GIVEN TEXT:
******
Lou Gold wrote: Fri Feb 11, 2022 2:06 pm
TriloByte wrote: Fri Feb 11, 2022 12:45 pm
Lou Gold wrote: Fri Feb 11, 2022 4:12 am
Ashvin,

Two questions:

I'm genuinely curious if Ben, Eugene, TriloByte and Shalibei would agree with the characterization you have provided here?

Have you considered that BK means by "illusions" what you mean by "incompleteness", when you assert that even the most insightful among us are still offering "incomplete" visions due to the still evolving state of the human spiritual endeavor?
Lou

While I would need one thousand years to understand all that Ashvin says, yes, I agree with Ashvin on this issue.

If you think that you are a storyteller, well, no, it is mind that is deluding you. If you think, using reason, that there are real ducks, nop, that is mind deluding you.

Please, notice, I am not teelling you that you are wrong, I am saying rhat from Bernardo’s point of view you are deluded.

All opinions, reasons, value judgments, are delusions. So, yes, I agree with Ashvin that what Bernardo says is selfdefeating.
******
[Document understanding data]
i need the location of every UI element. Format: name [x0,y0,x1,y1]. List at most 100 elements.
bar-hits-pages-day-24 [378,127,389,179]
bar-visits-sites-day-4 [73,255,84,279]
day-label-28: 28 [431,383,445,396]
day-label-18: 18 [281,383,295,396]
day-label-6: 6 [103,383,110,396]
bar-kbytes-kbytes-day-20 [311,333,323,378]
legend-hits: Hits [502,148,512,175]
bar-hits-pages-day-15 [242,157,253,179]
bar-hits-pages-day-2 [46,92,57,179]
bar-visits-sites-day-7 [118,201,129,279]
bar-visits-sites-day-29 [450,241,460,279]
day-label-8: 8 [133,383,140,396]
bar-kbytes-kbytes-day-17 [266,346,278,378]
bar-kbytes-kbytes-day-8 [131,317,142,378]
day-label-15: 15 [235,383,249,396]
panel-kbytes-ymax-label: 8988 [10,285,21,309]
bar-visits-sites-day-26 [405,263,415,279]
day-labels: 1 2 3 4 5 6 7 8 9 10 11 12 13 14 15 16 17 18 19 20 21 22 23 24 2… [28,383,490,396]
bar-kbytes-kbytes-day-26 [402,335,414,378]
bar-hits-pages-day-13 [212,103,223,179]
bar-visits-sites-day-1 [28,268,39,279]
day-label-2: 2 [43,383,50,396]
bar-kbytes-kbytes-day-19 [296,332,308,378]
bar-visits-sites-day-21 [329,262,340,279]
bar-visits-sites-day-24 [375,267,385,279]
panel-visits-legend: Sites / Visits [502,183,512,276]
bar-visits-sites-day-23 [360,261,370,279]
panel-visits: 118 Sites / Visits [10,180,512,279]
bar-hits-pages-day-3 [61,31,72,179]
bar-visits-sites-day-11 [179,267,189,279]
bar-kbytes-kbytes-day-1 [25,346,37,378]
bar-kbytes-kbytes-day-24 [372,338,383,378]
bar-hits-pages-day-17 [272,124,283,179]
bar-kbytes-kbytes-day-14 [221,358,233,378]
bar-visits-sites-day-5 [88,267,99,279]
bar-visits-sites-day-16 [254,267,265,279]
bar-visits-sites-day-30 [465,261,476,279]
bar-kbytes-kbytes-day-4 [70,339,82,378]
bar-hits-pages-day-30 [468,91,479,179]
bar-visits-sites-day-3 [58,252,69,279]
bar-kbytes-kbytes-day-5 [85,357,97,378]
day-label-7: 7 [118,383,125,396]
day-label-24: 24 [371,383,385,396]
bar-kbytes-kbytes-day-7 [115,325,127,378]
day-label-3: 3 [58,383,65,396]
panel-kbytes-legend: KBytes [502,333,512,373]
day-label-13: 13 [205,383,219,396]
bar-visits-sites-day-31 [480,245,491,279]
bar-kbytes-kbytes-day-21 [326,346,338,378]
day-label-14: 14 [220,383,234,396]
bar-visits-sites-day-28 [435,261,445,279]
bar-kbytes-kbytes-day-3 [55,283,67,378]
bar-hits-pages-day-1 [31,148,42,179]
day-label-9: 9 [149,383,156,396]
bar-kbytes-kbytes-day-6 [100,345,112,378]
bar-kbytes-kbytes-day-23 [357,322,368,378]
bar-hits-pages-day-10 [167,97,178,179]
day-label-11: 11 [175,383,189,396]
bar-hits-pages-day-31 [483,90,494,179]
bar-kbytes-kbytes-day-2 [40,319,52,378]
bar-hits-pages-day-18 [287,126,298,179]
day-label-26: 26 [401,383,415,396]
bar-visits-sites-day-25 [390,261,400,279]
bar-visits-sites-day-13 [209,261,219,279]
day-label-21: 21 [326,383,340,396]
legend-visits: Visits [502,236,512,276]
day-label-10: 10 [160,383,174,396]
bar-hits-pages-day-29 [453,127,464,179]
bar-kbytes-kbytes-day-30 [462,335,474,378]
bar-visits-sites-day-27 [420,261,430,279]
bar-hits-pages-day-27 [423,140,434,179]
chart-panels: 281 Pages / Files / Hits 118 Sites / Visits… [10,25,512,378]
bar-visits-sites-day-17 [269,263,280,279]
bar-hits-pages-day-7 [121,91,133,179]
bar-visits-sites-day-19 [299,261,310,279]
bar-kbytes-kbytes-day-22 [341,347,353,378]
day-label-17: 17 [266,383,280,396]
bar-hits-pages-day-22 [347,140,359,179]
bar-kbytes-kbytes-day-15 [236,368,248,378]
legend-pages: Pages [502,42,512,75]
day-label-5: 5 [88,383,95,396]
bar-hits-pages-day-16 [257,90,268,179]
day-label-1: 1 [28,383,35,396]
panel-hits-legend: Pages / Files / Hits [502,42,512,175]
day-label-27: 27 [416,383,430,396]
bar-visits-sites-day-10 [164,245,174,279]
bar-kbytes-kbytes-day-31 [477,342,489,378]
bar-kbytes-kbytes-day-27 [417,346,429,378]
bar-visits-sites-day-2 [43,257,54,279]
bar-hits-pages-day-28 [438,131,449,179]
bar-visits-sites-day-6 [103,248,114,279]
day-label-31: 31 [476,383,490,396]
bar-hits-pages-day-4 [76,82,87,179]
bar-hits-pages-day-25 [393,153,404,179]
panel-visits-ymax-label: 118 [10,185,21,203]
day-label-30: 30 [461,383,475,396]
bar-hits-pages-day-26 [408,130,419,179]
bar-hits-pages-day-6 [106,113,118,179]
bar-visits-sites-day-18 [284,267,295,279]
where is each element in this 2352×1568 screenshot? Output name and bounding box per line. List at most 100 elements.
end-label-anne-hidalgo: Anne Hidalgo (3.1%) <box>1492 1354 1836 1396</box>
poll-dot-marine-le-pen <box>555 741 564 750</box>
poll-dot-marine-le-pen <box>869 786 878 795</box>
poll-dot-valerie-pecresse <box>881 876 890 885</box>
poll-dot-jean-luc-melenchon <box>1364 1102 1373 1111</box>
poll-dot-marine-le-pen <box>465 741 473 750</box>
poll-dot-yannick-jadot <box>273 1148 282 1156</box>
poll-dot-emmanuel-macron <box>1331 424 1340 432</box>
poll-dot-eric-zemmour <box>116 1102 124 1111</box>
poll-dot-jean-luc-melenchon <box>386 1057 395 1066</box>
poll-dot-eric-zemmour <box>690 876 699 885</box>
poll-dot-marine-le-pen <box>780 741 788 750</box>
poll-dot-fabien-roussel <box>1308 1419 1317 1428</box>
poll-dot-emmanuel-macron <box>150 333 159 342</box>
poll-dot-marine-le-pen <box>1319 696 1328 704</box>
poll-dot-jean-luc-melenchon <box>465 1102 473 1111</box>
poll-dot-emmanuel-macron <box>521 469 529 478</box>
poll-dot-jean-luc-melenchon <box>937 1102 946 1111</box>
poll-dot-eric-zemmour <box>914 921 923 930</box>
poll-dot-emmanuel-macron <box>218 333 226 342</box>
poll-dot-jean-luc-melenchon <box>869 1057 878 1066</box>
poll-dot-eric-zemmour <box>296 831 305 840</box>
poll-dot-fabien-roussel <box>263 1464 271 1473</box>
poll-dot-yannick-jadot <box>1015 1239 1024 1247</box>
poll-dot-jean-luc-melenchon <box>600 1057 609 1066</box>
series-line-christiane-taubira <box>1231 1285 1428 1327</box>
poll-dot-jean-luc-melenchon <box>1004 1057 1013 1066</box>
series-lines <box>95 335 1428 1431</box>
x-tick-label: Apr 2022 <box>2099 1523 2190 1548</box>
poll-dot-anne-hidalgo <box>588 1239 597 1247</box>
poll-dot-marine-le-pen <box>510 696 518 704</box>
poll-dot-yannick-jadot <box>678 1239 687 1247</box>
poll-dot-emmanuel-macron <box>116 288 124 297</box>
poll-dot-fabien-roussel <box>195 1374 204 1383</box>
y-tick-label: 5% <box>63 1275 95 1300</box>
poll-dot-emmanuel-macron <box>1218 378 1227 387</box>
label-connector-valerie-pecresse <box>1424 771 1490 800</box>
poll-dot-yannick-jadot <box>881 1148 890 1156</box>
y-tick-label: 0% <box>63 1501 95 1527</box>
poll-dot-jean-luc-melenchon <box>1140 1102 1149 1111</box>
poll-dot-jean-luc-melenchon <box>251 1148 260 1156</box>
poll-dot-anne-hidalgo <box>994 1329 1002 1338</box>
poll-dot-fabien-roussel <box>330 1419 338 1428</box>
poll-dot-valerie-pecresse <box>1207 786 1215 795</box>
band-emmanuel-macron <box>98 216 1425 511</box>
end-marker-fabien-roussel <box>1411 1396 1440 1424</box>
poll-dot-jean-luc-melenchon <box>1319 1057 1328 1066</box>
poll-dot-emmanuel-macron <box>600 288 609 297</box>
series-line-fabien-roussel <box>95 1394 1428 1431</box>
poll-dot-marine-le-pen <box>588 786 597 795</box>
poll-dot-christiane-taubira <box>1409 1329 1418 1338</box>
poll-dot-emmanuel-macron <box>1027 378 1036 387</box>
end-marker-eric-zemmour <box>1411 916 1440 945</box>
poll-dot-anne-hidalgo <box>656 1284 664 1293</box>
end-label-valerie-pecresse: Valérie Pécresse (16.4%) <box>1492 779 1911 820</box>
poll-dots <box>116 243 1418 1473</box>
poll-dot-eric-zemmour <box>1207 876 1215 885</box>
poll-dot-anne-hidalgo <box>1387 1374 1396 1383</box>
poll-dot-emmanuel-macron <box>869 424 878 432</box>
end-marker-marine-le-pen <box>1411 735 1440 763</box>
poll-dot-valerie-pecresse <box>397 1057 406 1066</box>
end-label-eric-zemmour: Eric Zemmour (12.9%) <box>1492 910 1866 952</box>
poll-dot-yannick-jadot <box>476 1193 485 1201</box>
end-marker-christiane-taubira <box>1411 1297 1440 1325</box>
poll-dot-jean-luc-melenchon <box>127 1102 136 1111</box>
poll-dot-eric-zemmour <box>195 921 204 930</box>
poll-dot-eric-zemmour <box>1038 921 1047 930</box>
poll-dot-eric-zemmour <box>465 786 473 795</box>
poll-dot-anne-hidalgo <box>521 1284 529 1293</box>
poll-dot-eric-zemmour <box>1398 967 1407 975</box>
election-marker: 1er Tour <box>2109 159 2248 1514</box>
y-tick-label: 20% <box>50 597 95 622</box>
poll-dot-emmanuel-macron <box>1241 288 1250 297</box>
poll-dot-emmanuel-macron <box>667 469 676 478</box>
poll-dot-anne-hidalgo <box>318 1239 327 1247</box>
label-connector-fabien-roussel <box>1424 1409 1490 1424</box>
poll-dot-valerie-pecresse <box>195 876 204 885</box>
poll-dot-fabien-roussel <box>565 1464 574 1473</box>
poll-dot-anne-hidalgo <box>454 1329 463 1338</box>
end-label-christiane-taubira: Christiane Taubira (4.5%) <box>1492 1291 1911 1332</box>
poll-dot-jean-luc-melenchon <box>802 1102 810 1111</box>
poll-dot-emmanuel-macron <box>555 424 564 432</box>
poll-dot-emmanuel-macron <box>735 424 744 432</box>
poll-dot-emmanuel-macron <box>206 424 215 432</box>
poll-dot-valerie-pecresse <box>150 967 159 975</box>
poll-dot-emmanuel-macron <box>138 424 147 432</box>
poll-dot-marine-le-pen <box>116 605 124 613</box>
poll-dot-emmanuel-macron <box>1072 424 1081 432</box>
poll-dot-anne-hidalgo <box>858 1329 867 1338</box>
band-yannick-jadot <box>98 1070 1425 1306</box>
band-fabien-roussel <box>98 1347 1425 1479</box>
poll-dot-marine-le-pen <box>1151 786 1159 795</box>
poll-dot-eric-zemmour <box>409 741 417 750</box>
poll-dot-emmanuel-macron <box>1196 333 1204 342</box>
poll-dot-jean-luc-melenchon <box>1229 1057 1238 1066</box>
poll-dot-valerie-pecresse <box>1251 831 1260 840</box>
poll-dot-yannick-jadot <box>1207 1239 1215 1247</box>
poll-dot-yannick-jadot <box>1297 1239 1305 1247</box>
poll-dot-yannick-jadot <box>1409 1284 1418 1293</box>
******
TASK 1:
Retype the part of the forum post that begins at the words containing "I'm genuinely curious" and stops after "mind deluding you.".
TASK 2:
Summarize the forum post in two sentences.
TASK 3:
Proceed with the forum post from the point where it stops.
These rows come from a separate source.

RESPONSE 1:
I'm genuinely curious if Ben, Eugene, TriloByte and Shalibei would agree with the characterization you have provided here?

Have you considered that BK means by "illusions" what you mean by "incompleteness", when you assert that even the most insightful among us are still offering "incomplete" visions due to the still evolving state of the human spiritual endeavor?
Lou

While I would need one thousand years to understand all that Ashvin says, yes, I agree with Ashvin on this issue.

If you think that you are a storyteller, well, no, it is mind that is deluding you. If you think, using reason, that there are real ducks, nop, that is mind deluding you.

RESPONSE 2:
Lou Gold asks Ashvin whether Ben, Eugene, TriloByte and Shalibei would agree with his characterization, and whether BK means by "illusions" what Ashvin means by "incompleteness." A reply agrees with Ashvin, saying that all opinions, reasons and value judgments are delusions and that what Bernardo says is self-defeating.

RESPONSE 3:
TriloByte,

I get it that you are not telling me that I'm wrong.

With regard to your bolded conclusion I would ask, "What if the purpose is to defeat the delusion of a separate self" and thus bring about a new way of seeing?
You can defeat the delusion of a separate self and at the same time don’t believe that mind’s prime directive is to deceive itself. Bernardo is not exactly a non-dual philosopher, let’s say, as Nagarjuna. He says that his post is about revelations, that

“I have a very ambiguous, dubious relationship with first-person revelations. I think they are very useful in a certain way, but should seldom be taken on face-value.”

But he takes on face value his own revelation about mind’s prime directive.